# REQUIRED WORK
Transcribe all of the records word for word, but omit the pictures.
◇ ◇ ◇
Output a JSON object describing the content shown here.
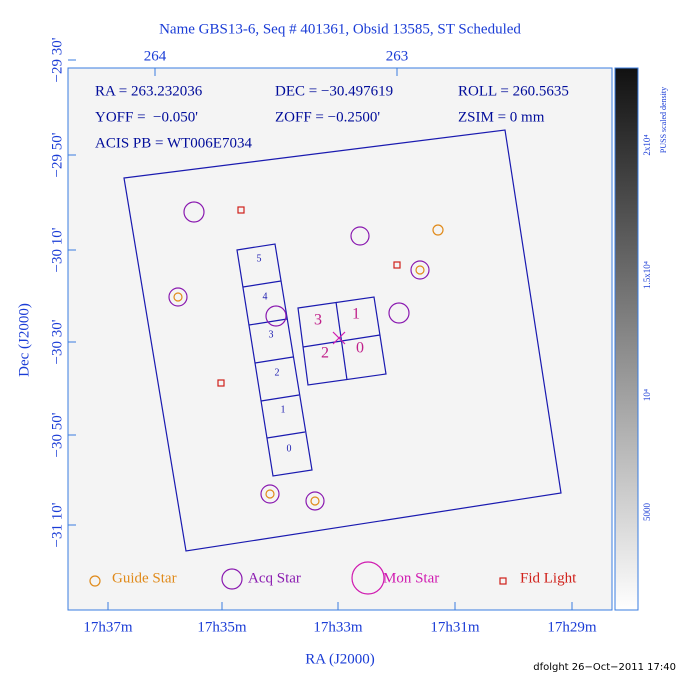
{
  "title": "Name GBS13-6, Seq # 401361, Obsid 13585, ST Scheduled",
  "top_axis": {
    "labels": [
      "264",
      "263"
    ]
  },
  "left_axis": {
    "labels": [
      "−29 30'",
      "−29 50'",
      "−30 10'",
      "−30 30'",
      "−30 50'",
      "−31 10'"
    ],
    "title": "Dec (J2000)"
  },
  "bottom_axis": {
    "labels": [
      "17h37m",
      "17h35m",
      "17h33m",
      "17h31m",
      "17h29m"
    ],
    "title": "RA (J2000)"
  },
  "info": {
    "rows": [
      [
        "RA = 263.232036",
        "DEC = −30.497619",
        "ROLL = 260.5635"
      ],
      [
        "YOFF =  −0.050'",
        "ZOFF = −0.2500'",
        "ZSIM = 0 mm"
      ],
      [
        "ACIS PB = WT006E7034"
      ]
    ]
  },
  "acis_s_chips": [
    "5",
    "4",
    "3",
    "2",
    "1",
    "0"
  ],
  "acis_i_chips": [
    "3",
    "1",
    "2",
    "0"
  ],
  "legend": [
    "Guide Star",
    "Acq Star",
    "Mon Star",
    "Fid Light"
  ],
  "colorbar": {
    "title": "PUSS scaled density",
    "labels": [
      "2x10⁴",
      "1.5x10⁴",
      "10⁴",
      "5000"
    ]
  },
  "footer": "dfolght 26−Oct−2011 17:40"
}
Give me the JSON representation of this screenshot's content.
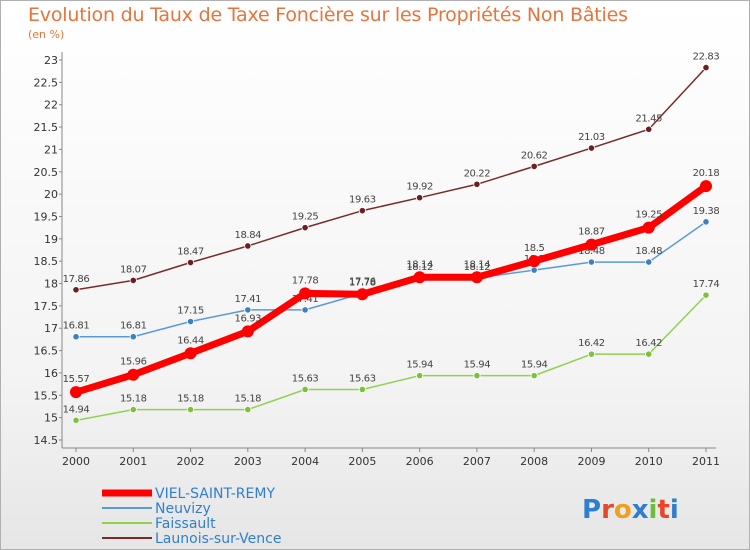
◇ ◇ ◇
# COMPLETED EXERCISE
Output a JSON object describing the content shown here.
{
  "title": "Name GBS13-6, Seq # 401361, Obsid 13585, ST Scheduled",
  "top_axis": {
    "labels": [
      "264",
      "263"
    ]
  },
  "left_axis": {
    "labels": [
      "−29 30'",
      "−29 50'",
      "−30 10'",
      "−30 30'",
      "−30 50'",
      "−31 10'"
    ],
    "title": "Dec (J2000)"
  },
  "bottom_axis": {
    "labels": [
      "17h37m",
      "17h35m",
      "17h33m",
      "17h31m",
      "17h29m"
    ],
    "title": "RA (J2000)"
  },
  "info": {
    "rows": [
      [
        "RA = 263.232036",
        "DEC = −30.497619",
        "ROLL = 260.5635"
      ],
      [
        "YOFF =  −0.050'",
        "ZOFF = −0.2500'",
        "ZSIM = 0 mm"
      ],
      [
        "ACIS PB = WT006E7034"
      ]
    ]
  },
  "acis_s_chips": [
    "5",
    "4",
    "3",
    "2",
    "1",
    "0"
  ],
  "acis_i_chips": [
    "3",
    "1",
    "2",
    "0"
  ],
  "legend": [
    "Guide Star",
    "Acq Star",
    "Mon Star",
    "Fid Light"
  ],
  "colorbar": {
    "title": "PUSS scaled density",
    "labels": [
      "2x10⁴",
      "1.5x10⁴",
      "10⁴",
      "5000"
    ]
  },
  "footer": "dfolght 26−Oct−2011 17:40"
}
Give me the JSON representation of this screenshot's content.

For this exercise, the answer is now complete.